Data entries:
* * * * * * *
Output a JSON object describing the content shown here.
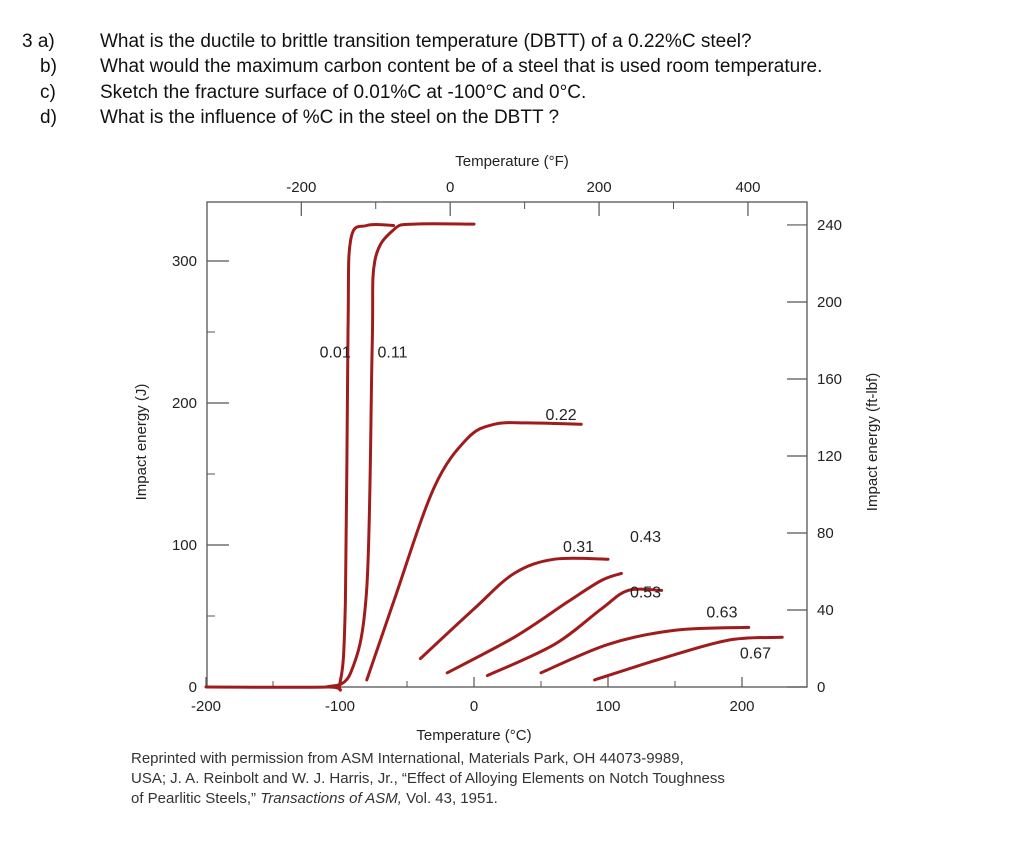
{
  "questions": [
    {
      "label": "3 a)",
      "text": "What is the ductile to brittle transition temperature (DBTT) of a 0.22%C steel?"
    },
    {
      "label": "b)",
      "text": "What would the maximum carbon content be of a steel that is used room temperature."
    },
    {
      "label": "c)",
      "text": "Sketch the fracture surface of 0.01%C at -100°C and 0°C."
    },
    {
      "label": "d)",
      "text": "What is the influence of %C in the steel on the DBTT ?"
    }
  ],
  "chart_data": {
    "type": "line",
    "xlabel": "Temperature (°C)",
    "ylabel": "Impact energy (J)",
    "top_xlabel": "Temperature (°F)",
    "right_ylabel": "Impact energy (ft-lbf)",
    "xlim": [
      -200,
      250
    ],
    "ylim": [
      0,
      340
    ],
    "x_ticks": [
      "-200",
      "-100",
      "0",
      "100",
      "200"
    ],
    "y_ticks": [
      "0",
      "100",
      "200",
      "300"
    ],
    "top_x_ticks": [
      "-200",
      "0",
      "200",
      "400"
    ],
    "right_y_ticks": [
      "0",
      "40",
      "80",
      "120",
      "160",
      "200",
      "240"
    ],
    "line_color": "#a01c1c",
    "series": [
      {
        "name": "0.01",
        "points": [
          [
            -200,
            0
          ],
          [
            -110,
            0
          ],
          [
            -100,
            3
          ],
          [
            -96,
            60
          ],
          [
            -94,
            250
          ],
          [
            -92,
            315
          ],
          [
            -80,
            325
          ],
          [
            -60,
            325
          ]
        ]
      },
      {
        "name": "0.11",
        "points": [
          [
            -110,
            0
          ],
          [
            -92,
            10
          ],
          [
            -80,
            70
          ],
          [
            -76,
            240
          ],
          [
            -74,
            300
          ],
          [
            -60,
            322
          ],
          [
            -45,
            326
          ],
          [
            0,
            326
          ]
        ]
      },
      {
        "name": "0.22",
        "points": [
          [
            -80,
            5
          ],
          [
            -60,
            60
          ],
          [
            -30,
            140
          ],
          [
            -5,
            175
          ],
          [
            15,
            185
          ],
          [
            40,
            186
          ],
          [
            80,
            185
          ]
        ]
      },
      {
        "name": "0.31",
        "points": [
          [
            -40,
            20
          ],
          [
            0,
            55
          ],
          [
            30,
            80
          ],
          [
            60,
            90
          ],
          [
            100,
            90
          ]
        ]
      },
      {
        "name": "0.43",
        "points": [
          [
            -20,
            10
          ],
          [
            30,
            35
          ],
          [
            70,
            60
          ],
          [
            95,
            75
          ],
          [
            110,
            80
          ]
        ]
      },
      {
        "name": "0.53",
        "points": [
          [
            10,
            8
          ],
          [
            60,
            30
          ],
          [
            95,
            55
          ],
          [
            115,
            68
          ],
          [
            140,
            68
          ]
        ]
      },
      {
        "name": "0.63",
        "points": [
          [
            50,
            10
          ],
          [
            100,
            30
          ],
          [
            150,
            40
          ],
          [
            205,
            42
          ]
        ]
      },
      {
        "name": "0.67",
        "points": [
          [
            90,
            5
          ],
          [
            140,
            20
          ],
          [
            190,
            33
          ],
          [
            230,
            35
          ]
        ]
      }
    ],
    "series_labels": [
      "0.01",
      "0.11",
      "0.22",
      "0.31",
      "0.43",
      "0.53",
      "0.63",
      "0.67"
    ]
  },
  "credit": {
    "line1": "Reprinted with permission from ASM International, Materials Park, OH 44073-9989,",
    "line2": "USA; J. A. Reinbolt and W. J. Harris, Jr., “Effect of Alloying Elements on Notch Toughness",
    "line3": "of Pearlitic Steels,” ",
    "journal": "Transactions of ASM,",
    "line3_end": " Vol. 43, 1951."
  }
}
* * * * * * *
Exercise aim: Count the lines in the records above that contain the word "energy", and give only that number.

Result: 2